Exercise aim: Go through the entries below and retype them exactly, omitting each picture.

Items from a figure collection:
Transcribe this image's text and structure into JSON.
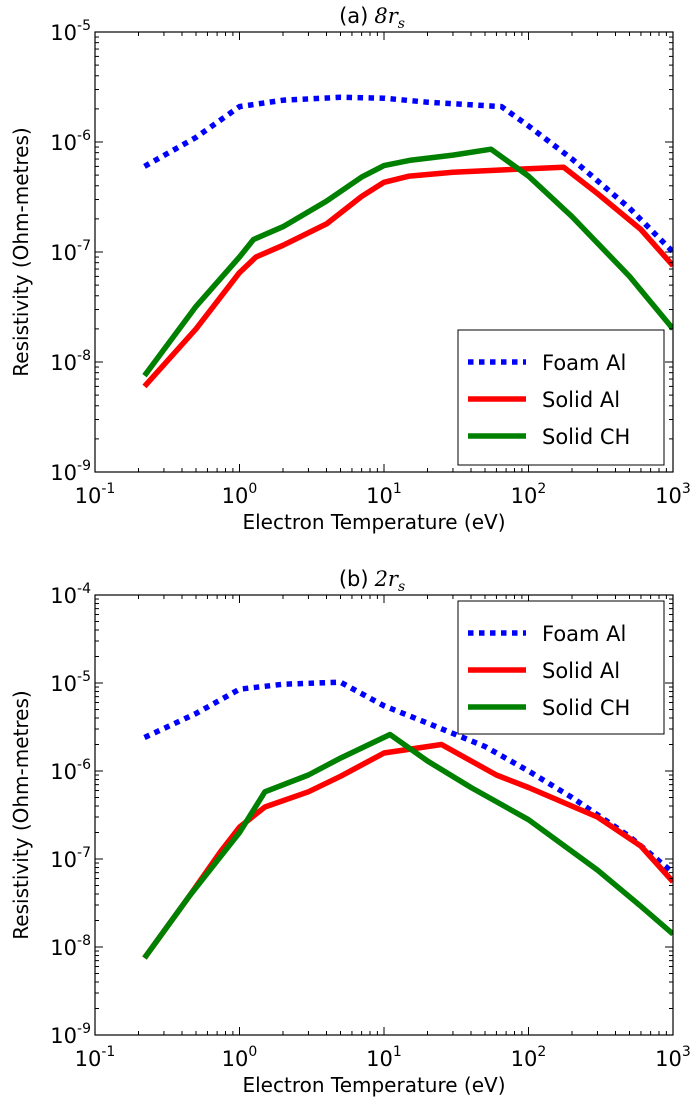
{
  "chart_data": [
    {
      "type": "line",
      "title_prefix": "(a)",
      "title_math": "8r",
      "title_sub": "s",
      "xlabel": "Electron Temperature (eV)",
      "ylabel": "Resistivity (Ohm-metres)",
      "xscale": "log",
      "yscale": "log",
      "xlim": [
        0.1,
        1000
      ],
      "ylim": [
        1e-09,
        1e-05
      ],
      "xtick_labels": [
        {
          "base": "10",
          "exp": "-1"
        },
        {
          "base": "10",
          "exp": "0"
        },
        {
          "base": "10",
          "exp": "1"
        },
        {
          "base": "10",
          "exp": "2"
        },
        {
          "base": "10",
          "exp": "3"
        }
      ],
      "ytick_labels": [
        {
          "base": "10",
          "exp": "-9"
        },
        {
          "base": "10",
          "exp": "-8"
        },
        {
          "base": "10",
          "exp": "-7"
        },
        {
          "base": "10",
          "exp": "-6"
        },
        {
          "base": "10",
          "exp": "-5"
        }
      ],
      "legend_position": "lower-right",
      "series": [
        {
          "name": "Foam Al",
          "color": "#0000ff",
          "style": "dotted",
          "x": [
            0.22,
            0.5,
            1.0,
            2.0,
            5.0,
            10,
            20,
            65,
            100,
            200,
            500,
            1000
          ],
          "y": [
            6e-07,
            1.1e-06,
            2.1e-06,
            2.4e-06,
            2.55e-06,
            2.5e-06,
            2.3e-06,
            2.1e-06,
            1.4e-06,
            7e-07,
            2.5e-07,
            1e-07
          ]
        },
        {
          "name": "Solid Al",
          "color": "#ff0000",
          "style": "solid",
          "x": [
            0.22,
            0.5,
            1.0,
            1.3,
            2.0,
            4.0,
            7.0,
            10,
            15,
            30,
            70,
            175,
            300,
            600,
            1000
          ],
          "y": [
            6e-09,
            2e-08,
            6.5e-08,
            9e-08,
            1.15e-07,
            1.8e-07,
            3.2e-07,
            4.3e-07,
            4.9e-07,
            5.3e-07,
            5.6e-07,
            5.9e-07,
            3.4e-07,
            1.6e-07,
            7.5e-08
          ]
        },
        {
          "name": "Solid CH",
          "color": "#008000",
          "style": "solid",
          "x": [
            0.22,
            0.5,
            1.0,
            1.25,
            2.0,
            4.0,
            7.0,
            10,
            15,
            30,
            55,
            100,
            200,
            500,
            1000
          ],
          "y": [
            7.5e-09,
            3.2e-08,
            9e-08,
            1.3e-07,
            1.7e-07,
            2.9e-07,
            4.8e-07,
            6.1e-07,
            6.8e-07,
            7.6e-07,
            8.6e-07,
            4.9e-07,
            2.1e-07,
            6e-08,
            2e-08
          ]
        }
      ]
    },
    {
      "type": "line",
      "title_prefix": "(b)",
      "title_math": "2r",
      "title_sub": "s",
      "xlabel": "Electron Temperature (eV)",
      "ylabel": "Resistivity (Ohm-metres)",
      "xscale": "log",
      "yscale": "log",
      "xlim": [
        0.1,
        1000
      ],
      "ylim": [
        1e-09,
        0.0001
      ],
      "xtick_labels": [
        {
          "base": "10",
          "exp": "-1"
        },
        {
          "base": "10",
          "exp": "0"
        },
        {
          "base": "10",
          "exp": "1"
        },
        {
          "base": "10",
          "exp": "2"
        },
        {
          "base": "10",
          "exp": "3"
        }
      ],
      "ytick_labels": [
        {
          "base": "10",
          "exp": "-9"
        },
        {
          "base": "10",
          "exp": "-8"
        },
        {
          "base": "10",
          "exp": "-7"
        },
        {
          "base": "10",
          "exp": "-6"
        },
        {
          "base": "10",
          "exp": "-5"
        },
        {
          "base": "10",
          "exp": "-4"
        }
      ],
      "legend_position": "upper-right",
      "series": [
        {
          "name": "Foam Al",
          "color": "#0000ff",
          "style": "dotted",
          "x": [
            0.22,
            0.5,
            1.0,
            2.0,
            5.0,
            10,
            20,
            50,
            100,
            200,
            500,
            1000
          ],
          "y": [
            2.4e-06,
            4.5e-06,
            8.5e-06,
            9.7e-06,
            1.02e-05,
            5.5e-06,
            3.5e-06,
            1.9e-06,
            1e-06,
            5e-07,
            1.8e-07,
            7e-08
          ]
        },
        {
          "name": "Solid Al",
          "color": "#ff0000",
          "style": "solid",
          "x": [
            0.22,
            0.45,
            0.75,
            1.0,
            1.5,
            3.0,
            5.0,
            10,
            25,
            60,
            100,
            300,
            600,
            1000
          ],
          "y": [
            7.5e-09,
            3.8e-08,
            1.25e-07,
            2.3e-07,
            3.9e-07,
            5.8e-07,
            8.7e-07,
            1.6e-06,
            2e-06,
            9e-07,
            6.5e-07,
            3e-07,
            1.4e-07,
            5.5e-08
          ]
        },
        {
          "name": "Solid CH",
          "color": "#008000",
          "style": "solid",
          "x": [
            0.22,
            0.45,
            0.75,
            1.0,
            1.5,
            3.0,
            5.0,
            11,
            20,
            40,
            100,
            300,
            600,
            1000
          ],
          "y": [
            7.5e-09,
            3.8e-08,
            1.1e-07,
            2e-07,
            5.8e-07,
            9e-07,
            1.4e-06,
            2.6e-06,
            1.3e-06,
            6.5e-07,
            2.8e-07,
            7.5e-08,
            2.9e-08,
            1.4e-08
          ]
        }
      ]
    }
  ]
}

Solved problem:
Transcribe this image's text and structure into JSON.
{
  "chart_data": [
    {
      "type": "line",
      "title_prefix": "(a)",
      "title_math": "8r",
      "title_sub": "s",
      "xlabel": "Electron Temperature (eV)",
      "ylabel": "Resistivity (Ohm-metres)",
      "xscale": "log",
      "yscale": "log",
      "xlim": [
        0.1,
        1000
      ],
      "ylim": [
        1e-09,
        1e-05
      ],
      "xtick_labels": [
        {
          "base": "10",
          "exp": "-1"
        },
        {
          "base": "10",
          "exp": "0"
        },
        {
          "base": "10",
          "exp": "1"
        },
        {
          "base": "10",
          "exp": "2"
        },
        {
          "base": "10",
          "exp": "3"
        }
      ],
      "ytick_labels": [
        {
          "base": "10",
          "exp": "-9"
        },
        {
          "base": "10",
          "exp": "-8"
        },
        {
          "base": "10",
          "exp": "-7"
        },
        {
          "base": "10",
          "exp": "-6"
        },
        {
          "base": "10",
          "exp": "-5"
        }
      ],
      "legend_position": "lower-right",
      "series": [
        {
          "name": "Foam Al",
          "color": "#0000ff",
          "style": "dotted",
          "x": [
            0.22,
            0.5,
            1.0,
            2.0,
            5.0,
            10,
            20,
            65,
            100,
            200,
            500,
            1000
          ],
          "y": [
            6e-07,
            1.1e-06,
            2.1e-06,
            2.4e-06,
            2.55e-06,
            2.5e-06,
            2.3e-06,
            2.1e-06,
            1.4e-06,
            7e-07,
            2.5e-07,
            1e-07
          ]
        },
        {
          "name": "Solid Al",
          "color": "#ff0000",
          "style": "solid",
          "x": [
            0.22,
            0.5,
            1.0,
            1.3,
            2.0,
            4.0,
            7.0,
            10,
            15,
            30,
            70,
            175,
            300,
            600,
            1000
          ],
          "y": [
            6e-09,
            2e-08,
            6.5e-08,
            9e-08,
            1.15e-07,
            1.8e-07,
            3.2e-07,
            4.3e-07,
            4.9e-07,
            5.3e-07,
            5.6e-07,
            5.9e-07,
            3.4e-07,
            1.6e-07,
            7.5e-08
          ]
        },
        {
          "name": "Solid CH",
          "color": "#008000",
          "style": "solid",
          "x": [
            0.22,
            0.5,
            1.0,
            1.25,
            2.0,
            4.0,
            7.0,
            10,
            15,
            30,
            55,
            100,
            200,
            500,
            1000
          ],
          "y": [
            7.5e-09,
            3.2e-08,
            9e-08,
            1.3e-07,
            1.7e-07,
            2.9e-07,
            4.8e-07,
            6.1e-07,
            6.8e-07,
            7.6e-07,
            8.6e-07,
            4.9e-07,
            2.1e-07,
            6e-08,
            2e-08
          ]
        }
      ]
    },
    {
      "type": "line",
      "title_prefix": "(b)",
      "title_math": "2r",
      "title_sub": "s",
      "xlabel": "Electron Temperature (eV)",
      "ylabel": "Resistivity (Ohm-metres)",
      "xscale": "log",
      "yscale": "log",
      "xlim": [
        0.1,
        1000
      ],
      "ylim": [
        1e-09,
        0.0001
      ],
      "xtick_labels": [
        {
          "base": "10",
          "exp": "-1"
        },
        {
          "base": "10",
          "exp": "0"
        },
        {
          "base": "10",
          "exp": "1"
        },
        {
          "base": "10",
          "exp": "2"
        },
        {
          "base": "10",
          "exp": "3"
        }
      ],
      "ytick_labels": [
        {
          "base": "10",
          "exp": "-9"
        },
        {
          "base": "10",
          "exp": "-8"
        },
        {
          "base": "10",
          "exp": "-7"
        },
        {
          "base": "10",
          "exp": "-6"
        },
        {
          "base": "10",
          "exp": "-5"
        },
        {
          "base": "10",
          "exp": "-4"
        }
      ],
      "legend_position": "upper-right",
      "series": [
        {
          "name": "Foam Al",
          "color": "#0000ff",
          "style": "dotted",
          "x": [
            0.22,
            0.5,
            1.0,
            2.0,
            5.0,
            10,
            20,
            50,
            100,
            200,
            500,
            1000
          ],
          "y": [
            2.4e-06,
            4.5e-06,
            8.5e-06,
            9.7e-06,
            1.02e-05,
            5.5e-06,
            3.5e-06,
            1.9e-06,
            1e-06,
            5e-07,
            1.8e-07,
            7e-08
          ]
        },
        {
          "name": "Solid Al",
          "color": "#ff0000",
          "style": "solid",
          "x": [
            0.22,
            0.45,
            0.75,
            1.0,
            1.5,
            3.0,
            5.0,
            10,
            25,
            60,
            100,
            300,
            600,
            1000
          ],
          "y": [
            7.5e-09,
            3.8e-08,
            1.25e-07,
            2.3e-07,
            3.9e-07,
            5.8e-07,
            8.7e-07,
            1.6e-06,
            2e-06,
            9e-07,
            6.5e-07,
            3e-07,
            1.4e-07,
            5.5e-08
          ]
        },
        {
          "name": "Solid CH",
          "color": "#008000",
          "style": "solid",
          "x": [
            0.22,
            0.45,
            0.75,
            1.0,
            1.5,
            3.0,
            5.0,
            11,
            20,
            40,
            100,
            300,
            600,
            1000
          ],
          "y": [
            7.5e-09,
            3.8e-08,
            1.1e-07,
            2e-07,
            5.8e-07,
            9e-07,
            1.4e-06,
            2.6e-06,
            1.3e-06,
            6.5e-07,
            2.8e-07,
            7.5e-08,
            2.9e-08,
            1.4e-08
          ]
        }
      ]
    }
  ]
}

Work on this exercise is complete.